§ **SHORT EXERCISE**:
Return the lines of the listing that run from its start through the line containing "next-12-input[interactable] [492,637,715,660]", both ends included, and repeat them exactly.

··· INFORMATION SHOWN ···

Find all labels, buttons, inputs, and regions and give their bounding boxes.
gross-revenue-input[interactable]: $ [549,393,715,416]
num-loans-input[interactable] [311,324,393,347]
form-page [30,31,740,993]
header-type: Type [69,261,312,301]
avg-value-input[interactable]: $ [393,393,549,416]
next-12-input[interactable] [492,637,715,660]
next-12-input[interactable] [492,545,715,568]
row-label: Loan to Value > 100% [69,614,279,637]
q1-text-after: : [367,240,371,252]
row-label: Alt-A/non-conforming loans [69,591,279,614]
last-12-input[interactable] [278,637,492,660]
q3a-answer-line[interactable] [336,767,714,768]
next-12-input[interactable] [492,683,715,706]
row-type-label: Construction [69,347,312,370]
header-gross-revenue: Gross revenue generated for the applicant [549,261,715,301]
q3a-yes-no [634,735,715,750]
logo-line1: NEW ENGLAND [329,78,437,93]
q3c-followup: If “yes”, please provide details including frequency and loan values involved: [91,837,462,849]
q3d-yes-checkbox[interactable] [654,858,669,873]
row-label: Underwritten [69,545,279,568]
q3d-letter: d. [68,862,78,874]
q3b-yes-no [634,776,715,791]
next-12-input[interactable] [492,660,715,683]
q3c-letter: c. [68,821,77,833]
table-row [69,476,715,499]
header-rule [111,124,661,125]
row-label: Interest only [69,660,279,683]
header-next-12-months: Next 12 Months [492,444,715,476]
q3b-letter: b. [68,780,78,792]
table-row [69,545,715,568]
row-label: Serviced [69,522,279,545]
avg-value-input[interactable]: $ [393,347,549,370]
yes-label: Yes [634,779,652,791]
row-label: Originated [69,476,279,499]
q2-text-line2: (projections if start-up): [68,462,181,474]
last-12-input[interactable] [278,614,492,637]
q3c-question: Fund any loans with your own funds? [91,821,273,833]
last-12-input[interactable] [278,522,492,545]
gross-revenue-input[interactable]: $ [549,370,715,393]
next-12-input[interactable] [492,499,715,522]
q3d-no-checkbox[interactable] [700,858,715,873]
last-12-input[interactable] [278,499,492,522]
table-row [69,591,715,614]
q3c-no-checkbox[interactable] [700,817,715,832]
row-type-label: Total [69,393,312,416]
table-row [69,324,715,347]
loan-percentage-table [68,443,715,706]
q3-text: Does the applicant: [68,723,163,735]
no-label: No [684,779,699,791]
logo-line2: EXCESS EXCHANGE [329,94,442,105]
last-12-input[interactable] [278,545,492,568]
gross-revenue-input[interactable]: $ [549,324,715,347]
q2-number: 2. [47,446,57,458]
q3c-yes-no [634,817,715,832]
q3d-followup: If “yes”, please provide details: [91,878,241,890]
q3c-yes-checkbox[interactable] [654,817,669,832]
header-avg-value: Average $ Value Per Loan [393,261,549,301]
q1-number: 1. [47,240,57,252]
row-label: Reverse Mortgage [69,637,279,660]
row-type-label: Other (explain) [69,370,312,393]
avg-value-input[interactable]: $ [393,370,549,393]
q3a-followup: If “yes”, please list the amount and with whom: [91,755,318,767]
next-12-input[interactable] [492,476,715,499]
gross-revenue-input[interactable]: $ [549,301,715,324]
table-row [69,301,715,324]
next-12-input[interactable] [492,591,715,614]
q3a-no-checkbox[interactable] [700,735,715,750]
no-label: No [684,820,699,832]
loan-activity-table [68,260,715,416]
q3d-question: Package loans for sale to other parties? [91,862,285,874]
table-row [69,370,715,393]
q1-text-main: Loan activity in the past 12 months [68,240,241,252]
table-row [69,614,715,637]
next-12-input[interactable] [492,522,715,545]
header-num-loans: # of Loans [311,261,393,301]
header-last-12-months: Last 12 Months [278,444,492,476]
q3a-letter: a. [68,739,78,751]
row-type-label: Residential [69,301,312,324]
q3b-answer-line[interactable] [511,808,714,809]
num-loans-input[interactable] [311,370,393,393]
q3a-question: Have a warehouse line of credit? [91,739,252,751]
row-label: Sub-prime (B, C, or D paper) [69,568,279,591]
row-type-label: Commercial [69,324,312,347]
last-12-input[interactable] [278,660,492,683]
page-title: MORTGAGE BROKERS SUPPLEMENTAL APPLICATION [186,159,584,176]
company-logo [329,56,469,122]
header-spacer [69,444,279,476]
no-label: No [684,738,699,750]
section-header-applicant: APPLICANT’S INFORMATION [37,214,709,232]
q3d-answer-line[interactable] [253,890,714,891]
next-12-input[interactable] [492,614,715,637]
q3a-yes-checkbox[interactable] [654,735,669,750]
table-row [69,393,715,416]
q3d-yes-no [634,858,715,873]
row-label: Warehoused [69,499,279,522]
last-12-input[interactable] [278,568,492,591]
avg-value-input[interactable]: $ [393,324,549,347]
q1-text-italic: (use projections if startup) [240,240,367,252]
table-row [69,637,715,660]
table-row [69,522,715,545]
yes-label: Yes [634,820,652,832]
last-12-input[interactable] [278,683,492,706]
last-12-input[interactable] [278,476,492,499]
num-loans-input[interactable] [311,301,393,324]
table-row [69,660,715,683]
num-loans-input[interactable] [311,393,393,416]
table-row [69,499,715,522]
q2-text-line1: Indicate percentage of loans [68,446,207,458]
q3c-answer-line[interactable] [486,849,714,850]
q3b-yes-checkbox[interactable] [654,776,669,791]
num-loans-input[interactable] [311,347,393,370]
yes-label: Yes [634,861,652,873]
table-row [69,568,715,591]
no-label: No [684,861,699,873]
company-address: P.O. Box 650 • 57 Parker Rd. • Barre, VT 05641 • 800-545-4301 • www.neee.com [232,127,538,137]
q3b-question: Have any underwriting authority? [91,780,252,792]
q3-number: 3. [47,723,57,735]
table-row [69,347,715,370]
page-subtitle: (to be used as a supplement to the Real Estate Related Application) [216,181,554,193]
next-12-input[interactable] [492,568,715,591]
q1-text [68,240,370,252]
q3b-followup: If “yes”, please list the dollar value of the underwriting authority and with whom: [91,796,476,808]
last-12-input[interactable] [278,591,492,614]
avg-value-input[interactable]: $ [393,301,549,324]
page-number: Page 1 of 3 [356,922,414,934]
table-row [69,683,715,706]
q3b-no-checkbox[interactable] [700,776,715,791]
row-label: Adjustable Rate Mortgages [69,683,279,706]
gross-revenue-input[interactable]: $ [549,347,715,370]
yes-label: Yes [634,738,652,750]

···

§ **WORKED SOLUTION**:
Find all labels, buttons, inputs, and regions and give their bounding boxes.
gross-revenue-input[interactable]: $ [549,393,715,416]
num-loans-input[interactable] [311,324,393,347]
form-page [30,31,740,993]
header-type: Type [69,261,312,301]
avg-value-input[interactable]: $ [393,393,549,416]
next-12-input[interactable] [492,637,715,660]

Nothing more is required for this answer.